Text section
+++++
SYMP 20-2 - Competition for essential resources and diversity

Thursday, August 6, 2009: 2:05 PM
Blrm B, Albuquerque Convention Center
Hal Smith, Mathematics and Statistics, Arizona State University, AZ, S. Baer, School of Mathematical and Statistical Sciences, Arizona State University and Bingtuan Li, Department of Mathematics, University of Louisville
Background/Question/Methods Early experimental and modeling work in ecology led to the principle
of competitive exclusion : among several species competing for a
single common resource, only the best competitor survives, and, when
multiple resources are the subject of competition, the number of
coexisting species cannot exceed the number of resources. The
apparent contradiction between the competitive exclusion principle
and species diversity in natural communities has been a
long-standing enigma. Mathematical arguments in support of the
principle are based on the assumption that species in competition
approach an equilibrium.  In the case of competition for one or two
limiting resources in the setting of a chemostat, this assumption is
valid and leads to a rigorous mathematical proof. However, recent
numerical simulations of J. Huisman and F.J. Weissing suggest that
models with three or more essential (non-substitutable) limiting
resources can generate sustained oscillations or even chaotic
dynamics of species abundance,  under constant resource supply and
constant physical conditions. In particular, they show numerically
that periodic oscillations occur if three species compete for three
resources, chaotic oscillations occur if five species compete for
five resources, and up to nine species can seemingly be supported by
three recourses. The existence of an attracting limit cycle for the
case of three species competing for three resources plays a
fundamental role in generating coexistence of more species on three
essential resources.

Results/Conclusions

In this talk I will review the classical model of multispecies competition for multiple essential resources using Liebig'slaw of the minimum functional response. I will then focus on some special cases where mathematically rigorous results can be established. These include the case of 3 species competing for 3 resources and 4 species competing for 3 resources.
+++++
Dataset
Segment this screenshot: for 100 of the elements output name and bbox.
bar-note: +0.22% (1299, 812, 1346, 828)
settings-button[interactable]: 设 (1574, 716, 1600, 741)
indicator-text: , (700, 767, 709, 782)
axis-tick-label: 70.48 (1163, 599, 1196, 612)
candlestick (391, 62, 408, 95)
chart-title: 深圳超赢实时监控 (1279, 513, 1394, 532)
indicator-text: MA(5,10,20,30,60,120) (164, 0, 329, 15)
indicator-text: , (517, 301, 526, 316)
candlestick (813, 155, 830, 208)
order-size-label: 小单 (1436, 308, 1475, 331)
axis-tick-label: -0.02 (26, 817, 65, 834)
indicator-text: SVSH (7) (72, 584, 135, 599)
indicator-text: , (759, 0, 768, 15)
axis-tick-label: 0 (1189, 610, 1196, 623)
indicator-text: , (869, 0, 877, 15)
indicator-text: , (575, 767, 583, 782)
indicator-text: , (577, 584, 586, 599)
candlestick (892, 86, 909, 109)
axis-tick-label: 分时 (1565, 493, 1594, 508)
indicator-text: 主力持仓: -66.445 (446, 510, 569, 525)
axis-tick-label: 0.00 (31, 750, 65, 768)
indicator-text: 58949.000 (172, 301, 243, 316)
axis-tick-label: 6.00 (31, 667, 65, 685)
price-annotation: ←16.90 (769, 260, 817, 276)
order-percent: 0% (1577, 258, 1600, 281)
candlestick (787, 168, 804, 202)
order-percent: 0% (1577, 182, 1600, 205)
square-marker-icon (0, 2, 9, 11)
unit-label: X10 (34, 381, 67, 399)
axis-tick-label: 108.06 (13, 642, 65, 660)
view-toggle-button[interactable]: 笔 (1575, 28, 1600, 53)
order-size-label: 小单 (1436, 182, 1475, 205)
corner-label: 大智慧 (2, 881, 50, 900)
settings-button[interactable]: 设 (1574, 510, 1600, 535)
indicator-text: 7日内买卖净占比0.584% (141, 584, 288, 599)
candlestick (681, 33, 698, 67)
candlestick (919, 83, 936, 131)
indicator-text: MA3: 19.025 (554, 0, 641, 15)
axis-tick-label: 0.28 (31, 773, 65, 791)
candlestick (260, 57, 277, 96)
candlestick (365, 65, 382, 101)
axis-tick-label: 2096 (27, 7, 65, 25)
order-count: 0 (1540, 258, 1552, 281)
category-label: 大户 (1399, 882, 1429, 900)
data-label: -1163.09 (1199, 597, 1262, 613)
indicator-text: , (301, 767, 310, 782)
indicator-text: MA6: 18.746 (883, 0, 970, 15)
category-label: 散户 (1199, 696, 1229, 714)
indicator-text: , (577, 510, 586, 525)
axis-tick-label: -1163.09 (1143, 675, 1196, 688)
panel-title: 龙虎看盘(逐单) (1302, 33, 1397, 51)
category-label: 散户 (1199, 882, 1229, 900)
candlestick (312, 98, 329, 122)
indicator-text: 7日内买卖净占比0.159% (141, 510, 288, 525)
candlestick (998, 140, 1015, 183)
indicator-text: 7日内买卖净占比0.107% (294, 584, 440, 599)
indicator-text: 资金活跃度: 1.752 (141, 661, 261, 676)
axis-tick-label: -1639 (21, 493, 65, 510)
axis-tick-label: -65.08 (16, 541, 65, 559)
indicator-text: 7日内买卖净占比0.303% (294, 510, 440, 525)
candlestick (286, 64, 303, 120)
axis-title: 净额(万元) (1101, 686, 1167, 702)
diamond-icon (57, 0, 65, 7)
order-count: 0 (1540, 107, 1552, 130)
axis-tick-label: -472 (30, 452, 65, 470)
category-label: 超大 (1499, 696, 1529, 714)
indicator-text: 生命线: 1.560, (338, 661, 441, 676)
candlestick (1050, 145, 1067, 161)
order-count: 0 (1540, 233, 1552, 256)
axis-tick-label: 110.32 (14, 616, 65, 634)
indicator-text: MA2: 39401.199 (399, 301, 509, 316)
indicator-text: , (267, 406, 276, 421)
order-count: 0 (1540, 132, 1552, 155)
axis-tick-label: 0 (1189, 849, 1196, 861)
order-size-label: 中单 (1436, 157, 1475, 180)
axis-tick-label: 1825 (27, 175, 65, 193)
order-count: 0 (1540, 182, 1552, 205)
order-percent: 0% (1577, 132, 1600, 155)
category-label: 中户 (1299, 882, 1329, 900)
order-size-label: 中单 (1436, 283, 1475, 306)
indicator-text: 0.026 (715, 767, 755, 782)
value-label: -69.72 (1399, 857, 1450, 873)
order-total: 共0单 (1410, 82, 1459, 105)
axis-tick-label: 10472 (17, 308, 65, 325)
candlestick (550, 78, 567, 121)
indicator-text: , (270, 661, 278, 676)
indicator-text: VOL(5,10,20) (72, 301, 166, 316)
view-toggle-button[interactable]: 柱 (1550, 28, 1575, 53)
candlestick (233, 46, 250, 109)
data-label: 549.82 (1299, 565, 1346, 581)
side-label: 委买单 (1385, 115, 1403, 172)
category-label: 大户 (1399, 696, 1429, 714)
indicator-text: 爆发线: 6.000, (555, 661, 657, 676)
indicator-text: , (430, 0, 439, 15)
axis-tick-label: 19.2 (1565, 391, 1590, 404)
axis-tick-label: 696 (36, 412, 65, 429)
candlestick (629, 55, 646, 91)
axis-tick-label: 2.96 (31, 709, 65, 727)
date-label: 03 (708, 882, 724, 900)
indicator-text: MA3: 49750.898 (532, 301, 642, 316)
+++++
Directions for this task
Copy verbatim the passage of the abstract on competition for essential resources from "Results/Conclusions" to "for 3 resources.".

Solution to the problem
Results/Conclusions

In this talk I will review the classical model of multispecies competition for multiple essential resources using Liebig'slaw of the minimum functional response. I will then focus on some special cases where mathematically rigorous results can be established. These include the case of 3 species competing for 3 resources and 4 species competing for 3 resources.